#### Dataset content
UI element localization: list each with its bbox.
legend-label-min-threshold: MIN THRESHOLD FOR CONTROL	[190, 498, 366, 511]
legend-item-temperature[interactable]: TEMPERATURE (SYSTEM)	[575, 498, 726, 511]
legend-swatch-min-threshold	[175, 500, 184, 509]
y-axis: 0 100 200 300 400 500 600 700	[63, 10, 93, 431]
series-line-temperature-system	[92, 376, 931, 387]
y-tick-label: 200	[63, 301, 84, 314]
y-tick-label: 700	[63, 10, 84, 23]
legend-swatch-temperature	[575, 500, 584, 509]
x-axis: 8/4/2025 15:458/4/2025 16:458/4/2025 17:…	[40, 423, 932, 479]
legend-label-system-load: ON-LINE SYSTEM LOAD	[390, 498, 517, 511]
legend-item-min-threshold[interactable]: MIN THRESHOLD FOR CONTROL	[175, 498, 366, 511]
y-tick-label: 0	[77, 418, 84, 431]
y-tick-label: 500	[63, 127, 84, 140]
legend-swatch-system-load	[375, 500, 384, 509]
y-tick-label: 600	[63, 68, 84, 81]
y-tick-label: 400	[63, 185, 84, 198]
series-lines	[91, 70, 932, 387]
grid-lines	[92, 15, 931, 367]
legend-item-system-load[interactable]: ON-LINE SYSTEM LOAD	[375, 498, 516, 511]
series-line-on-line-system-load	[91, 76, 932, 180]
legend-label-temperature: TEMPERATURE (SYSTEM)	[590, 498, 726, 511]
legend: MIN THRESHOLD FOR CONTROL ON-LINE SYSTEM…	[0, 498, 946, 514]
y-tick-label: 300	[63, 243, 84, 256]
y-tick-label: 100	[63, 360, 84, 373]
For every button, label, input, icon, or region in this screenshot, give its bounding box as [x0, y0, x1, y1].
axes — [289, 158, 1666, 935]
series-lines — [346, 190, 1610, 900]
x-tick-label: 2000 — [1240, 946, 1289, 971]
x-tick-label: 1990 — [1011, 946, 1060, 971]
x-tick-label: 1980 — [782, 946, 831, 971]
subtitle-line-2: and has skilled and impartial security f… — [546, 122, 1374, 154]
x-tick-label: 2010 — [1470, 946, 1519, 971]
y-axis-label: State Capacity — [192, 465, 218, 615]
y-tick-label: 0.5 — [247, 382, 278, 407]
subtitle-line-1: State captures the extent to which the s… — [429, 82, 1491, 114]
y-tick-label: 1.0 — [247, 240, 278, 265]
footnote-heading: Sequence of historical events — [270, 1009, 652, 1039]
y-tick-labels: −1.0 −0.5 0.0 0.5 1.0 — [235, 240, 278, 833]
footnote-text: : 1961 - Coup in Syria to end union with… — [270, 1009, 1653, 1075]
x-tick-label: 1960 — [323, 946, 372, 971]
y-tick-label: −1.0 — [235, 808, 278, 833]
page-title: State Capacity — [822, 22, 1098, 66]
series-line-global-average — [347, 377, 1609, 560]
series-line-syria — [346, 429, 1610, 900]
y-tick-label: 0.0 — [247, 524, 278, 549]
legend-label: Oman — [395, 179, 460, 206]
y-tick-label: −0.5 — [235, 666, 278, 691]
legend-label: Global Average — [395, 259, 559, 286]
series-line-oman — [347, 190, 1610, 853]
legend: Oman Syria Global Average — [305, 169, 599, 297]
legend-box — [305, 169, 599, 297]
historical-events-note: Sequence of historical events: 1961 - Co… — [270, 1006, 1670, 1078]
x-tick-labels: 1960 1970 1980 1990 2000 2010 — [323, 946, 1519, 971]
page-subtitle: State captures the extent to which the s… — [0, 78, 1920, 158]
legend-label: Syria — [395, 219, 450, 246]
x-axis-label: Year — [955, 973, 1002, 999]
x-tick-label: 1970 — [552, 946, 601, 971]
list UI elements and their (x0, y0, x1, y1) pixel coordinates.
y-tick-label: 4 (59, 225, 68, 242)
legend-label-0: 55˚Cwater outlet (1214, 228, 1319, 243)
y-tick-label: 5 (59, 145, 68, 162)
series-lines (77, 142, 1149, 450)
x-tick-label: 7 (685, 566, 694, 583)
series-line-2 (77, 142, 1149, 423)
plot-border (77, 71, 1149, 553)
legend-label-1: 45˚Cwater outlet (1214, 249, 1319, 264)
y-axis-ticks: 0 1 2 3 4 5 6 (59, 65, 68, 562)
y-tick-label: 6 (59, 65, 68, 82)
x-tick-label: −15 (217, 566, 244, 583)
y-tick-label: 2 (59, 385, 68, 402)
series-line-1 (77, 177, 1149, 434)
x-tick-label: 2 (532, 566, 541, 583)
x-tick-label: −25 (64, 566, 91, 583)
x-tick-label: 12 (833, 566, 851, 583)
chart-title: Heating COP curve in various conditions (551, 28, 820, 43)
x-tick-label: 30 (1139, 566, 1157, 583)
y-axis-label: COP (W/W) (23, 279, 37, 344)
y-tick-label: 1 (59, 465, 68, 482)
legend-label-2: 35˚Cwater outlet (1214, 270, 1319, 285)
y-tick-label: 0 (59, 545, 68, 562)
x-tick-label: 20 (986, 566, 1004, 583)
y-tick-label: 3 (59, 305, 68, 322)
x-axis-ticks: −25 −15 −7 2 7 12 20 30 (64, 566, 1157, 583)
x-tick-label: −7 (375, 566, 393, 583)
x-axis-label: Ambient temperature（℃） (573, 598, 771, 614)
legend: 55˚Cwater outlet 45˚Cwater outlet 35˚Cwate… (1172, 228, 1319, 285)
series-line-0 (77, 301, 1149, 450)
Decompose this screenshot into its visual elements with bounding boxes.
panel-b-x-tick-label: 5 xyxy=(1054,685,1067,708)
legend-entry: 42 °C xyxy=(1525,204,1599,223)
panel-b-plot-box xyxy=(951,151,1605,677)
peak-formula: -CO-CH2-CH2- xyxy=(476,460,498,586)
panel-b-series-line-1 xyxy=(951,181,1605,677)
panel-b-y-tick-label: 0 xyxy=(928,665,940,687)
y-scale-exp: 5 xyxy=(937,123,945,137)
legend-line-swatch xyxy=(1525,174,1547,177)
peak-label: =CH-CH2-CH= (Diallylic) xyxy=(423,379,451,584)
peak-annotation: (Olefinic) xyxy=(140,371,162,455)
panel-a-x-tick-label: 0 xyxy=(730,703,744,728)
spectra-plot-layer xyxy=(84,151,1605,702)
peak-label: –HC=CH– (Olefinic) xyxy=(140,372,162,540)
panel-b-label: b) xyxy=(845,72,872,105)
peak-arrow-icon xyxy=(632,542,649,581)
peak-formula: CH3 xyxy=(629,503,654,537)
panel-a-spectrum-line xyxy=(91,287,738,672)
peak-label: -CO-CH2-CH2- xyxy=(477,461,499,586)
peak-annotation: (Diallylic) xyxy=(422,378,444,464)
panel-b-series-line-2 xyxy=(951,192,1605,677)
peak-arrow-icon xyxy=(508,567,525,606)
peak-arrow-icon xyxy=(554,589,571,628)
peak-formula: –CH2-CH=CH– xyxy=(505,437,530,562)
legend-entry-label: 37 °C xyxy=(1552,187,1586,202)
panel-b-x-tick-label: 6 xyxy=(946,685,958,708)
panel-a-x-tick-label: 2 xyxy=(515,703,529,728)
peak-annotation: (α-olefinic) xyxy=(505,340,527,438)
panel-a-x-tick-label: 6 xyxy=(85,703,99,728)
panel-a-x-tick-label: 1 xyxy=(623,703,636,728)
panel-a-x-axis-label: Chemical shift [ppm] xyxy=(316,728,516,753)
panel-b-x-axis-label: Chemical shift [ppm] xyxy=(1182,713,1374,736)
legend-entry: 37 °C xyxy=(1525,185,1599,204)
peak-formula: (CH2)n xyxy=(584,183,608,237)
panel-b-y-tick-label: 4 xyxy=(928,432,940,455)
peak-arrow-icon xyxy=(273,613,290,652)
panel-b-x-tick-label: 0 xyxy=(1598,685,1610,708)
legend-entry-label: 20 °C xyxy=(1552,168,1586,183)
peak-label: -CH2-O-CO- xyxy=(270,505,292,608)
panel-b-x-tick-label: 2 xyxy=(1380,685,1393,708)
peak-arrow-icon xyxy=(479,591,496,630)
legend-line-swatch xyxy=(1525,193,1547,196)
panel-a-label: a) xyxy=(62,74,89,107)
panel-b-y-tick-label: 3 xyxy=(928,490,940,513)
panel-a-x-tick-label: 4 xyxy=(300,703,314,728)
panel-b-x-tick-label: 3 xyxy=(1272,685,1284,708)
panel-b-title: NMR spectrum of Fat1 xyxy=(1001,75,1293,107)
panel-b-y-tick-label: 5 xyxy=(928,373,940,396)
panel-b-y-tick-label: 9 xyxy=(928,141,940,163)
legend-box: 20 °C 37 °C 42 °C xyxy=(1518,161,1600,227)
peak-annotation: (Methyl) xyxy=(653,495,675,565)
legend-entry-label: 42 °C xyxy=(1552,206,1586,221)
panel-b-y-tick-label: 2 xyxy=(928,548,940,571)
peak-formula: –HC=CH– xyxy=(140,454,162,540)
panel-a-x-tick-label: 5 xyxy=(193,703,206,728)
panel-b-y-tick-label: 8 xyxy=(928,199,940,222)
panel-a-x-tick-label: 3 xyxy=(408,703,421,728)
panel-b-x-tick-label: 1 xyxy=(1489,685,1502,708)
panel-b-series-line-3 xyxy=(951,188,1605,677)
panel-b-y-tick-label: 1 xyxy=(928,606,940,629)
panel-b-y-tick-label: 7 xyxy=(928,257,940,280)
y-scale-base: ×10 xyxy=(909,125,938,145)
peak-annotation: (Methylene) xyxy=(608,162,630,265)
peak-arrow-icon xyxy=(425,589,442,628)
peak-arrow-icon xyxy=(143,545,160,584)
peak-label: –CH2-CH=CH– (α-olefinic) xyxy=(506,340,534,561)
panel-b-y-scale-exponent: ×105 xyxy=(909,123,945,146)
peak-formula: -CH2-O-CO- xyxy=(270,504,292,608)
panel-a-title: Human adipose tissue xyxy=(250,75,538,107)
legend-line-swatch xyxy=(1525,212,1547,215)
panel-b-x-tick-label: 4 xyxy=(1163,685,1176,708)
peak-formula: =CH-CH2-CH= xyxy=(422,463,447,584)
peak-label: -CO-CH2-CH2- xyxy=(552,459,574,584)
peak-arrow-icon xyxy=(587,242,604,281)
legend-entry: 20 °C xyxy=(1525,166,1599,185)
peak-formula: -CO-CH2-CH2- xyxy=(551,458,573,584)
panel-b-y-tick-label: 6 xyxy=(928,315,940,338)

#### What the exercise asks
Copy out the records above word for word, from the first line through the line that contains "243, 84, 256]", including both of those lines.

#### Exercise solution
UI element localization: list each with its bbox.
legend-label-min-threshold: MIN THRESHOLD FOR CONTROL	[190, 498, 366, 511]
legend-item-temperature[interactable]: TEMPERATURE (SYSTEM)	[575, 498, 726, 511]
legend-swatch-min-threshold	[175, 500, 184, 509]
y-axis: 0 100 200 300 400 500 600 700	[63, 10, 93, 431]
series-line-temperature-system	[92, 376, 931, 387]
y-tick-label: 200	[63, 301, 84, 314]
y-tick-label: 700	[63, 10, 84, 23]
legend-swatch-temperature	[575, 500, 584, 509]
x-axis: 8/4/2025 15:458/4/2025 16:458/4/2025 17:…	[40, 423, 932, 479]
legend-label-system-load: ON-LINE SYSTEM LOAD	[390, 498, 517, 511]
legend-item-min-threshold[interactable]: MIN THRESHOLD FOR CONTROL	[175, 498, 366, 511]
y-tick-label: 0	[77, 418, 84, 431]
y-tick-label: 500	[63, 127, 84, 140]
legend-swatch-system-load	[375, 500, 384, 509]
y-tick-label: 600	[63, 68, 84, 81]
y-tick-label: 400	[63, 185, 84, 198]
series-lines	[91, 70, 932, 387]
grid-lines	[92, 15, 931, 367]
legend-item-system-load[interactable]: ON-LINE SYSTEM LOAD	[375, 498, 516, 511]
series-line-on-line-system-load	[91, 76, 932, 180]
legend-label-temperature: TEMPERATURE (SYSTEM)	[590, 498, 726, 511]
legend: MIN THRESHOLD FOR CONTROL ON-LINE SYSTEM…	[0, 498, 946, 514]
y-tick-label: 300	[63, 243, 84, 256]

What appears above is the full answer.